------ Excerpted data
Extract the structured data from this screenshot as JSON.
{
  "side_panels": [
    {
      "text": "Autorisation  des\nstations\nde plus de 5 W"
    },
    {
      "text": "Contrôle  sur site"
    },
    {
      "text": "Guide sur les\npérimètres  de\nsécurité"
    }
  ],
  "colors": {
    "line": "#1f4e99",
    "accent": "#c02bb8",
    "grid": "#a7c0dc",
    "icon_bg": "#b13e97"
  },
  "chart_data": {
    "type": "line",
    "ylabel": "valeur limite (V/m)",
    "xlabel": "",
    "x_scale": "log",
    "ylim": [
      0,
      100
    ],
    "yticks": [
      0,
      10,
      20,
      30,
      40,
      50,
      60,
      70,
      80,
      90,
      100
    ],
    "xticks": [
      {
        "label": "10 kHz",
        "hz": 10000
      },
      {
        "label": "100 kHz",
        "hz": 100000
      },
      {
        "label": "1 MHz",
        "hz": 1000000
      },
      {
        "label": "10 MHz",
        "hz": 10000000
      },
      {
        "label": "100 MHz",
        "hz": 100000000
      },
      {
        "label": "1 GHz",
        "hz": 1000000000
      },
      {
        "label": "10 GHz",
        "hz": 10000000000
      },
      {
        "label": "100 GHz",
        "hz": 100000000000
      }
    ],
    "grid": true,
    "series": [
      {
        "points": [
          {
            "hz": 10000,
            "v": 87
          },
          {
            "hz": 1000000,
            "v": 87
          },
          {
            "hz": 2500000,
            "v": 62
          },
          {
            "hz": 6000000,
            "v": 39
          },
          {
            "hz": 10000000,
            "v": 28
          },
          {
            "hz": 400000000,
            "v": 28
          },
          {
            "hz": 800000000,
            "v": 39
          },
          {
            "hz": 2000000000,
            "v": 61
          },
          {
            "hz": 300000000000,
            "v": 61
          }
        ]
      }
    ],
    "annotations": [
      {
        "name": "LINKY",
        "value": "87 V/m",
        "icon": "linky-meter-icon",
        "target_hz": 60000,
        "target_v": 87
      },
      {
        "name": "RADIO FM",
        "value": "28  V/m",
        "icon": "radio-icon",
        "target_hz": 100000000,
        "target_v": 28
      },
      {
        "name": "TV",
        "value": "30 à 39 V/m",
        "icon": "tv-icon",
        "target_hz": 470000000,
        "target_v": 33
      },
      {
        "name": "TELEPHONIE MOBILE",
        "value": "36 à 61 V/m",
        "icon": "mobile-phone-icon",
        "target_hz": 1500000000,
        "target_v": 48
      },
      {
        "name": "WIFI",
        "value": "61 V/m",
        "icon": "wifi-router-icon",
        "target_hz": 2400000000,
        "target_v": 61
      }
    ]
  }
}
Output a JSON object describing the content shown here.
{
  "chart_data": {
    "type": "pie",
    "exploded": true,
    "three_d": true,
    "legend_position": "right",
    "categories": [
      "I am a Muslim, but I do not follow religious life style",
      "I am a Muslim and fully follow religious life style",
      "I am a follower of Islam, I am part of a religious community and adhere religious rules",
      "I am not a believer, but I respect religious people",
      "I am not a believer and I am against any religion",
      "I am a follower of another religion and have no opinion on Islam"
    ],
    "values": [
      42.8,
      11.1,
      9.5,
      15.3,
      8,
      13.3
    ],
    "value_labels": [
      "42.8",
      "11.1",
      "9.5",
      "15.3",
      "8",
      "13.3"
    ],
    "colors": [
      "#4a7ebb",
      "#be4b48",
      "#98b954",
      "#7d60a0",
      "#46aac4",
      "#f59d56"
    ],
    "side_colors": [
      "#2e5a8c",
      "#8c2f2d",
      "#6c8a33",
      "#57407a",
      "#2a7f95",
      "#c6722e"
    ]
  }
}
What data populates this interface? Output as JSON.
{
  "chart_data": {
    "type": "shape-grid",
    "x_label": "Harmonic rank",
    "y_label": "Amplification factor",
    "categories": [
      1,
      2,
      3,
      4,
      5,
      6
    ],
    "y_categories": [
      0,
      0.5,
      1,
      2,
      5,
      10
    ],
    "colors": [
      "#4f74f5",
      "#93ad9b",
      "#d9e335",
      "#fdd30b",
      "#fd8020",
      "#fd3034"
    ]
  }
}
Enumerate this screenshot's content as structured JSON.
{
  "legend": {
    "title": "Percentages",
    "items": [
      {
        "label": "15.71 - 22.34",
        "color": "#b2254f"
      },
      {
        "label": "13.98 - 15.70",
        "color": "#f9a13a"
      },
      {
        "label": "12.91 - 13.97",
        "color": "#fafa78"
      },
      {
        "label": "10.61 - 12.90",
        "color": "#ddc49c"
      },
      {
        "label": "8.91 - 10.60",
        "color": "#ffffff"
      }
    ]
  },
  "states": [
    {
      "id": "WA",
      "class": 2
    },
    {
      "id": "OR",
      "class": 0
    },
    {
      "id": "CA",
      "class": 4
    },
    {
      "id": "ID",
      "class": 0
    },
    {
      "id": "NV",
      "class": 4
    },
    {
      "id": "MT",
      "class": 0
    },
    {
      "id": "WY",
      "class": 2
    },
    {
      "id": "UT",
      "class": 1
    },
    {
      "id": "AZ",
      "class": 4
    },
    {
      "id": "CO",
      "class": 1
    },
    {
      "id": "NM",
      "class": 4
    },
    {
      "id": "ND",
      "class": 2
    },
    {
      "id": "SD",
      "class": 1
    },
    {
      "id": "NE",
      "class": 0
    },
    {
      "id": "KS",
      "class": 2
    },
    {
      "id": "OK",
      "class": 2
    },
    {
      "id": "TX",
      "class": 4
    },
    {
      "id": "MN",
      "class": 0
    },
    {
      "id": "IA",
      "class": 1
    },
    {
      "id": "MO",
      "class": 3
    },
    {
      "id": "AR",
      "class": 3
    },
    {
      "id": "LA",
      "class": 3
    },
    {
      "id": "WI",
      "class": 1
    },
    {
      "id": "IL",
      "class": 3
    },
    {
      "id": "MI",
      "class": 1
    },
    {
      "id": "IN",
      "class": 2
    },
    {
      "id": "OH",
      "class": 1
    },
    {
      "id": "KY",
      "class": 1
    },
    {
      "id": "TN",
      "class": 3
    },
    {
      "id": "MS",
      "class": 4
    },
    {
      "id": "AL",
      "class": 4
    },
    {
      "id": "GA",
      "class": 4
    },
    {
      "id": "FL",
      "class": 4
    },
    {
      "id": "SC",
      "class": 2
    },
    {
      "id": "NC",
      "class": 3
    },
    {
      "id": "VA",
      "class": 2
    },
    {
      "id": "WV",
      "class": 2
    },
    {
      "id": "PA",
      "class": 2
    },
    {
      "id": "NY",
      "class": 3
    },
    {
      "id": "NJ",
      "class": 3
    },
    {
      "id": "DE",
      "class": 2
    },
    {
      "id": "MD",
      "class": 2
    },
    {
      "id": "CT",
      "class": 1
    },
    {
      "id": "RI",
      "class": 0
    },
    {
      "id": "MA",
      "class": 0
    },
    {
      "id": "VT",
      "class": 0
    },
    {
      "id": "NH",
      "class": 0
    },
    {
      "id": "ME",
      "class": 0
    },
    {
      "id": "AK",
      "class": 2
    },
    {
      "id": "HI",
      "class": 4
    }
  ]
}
------------
Aim:
Write only the number of lines that include "name".

Answer for this exercise:
5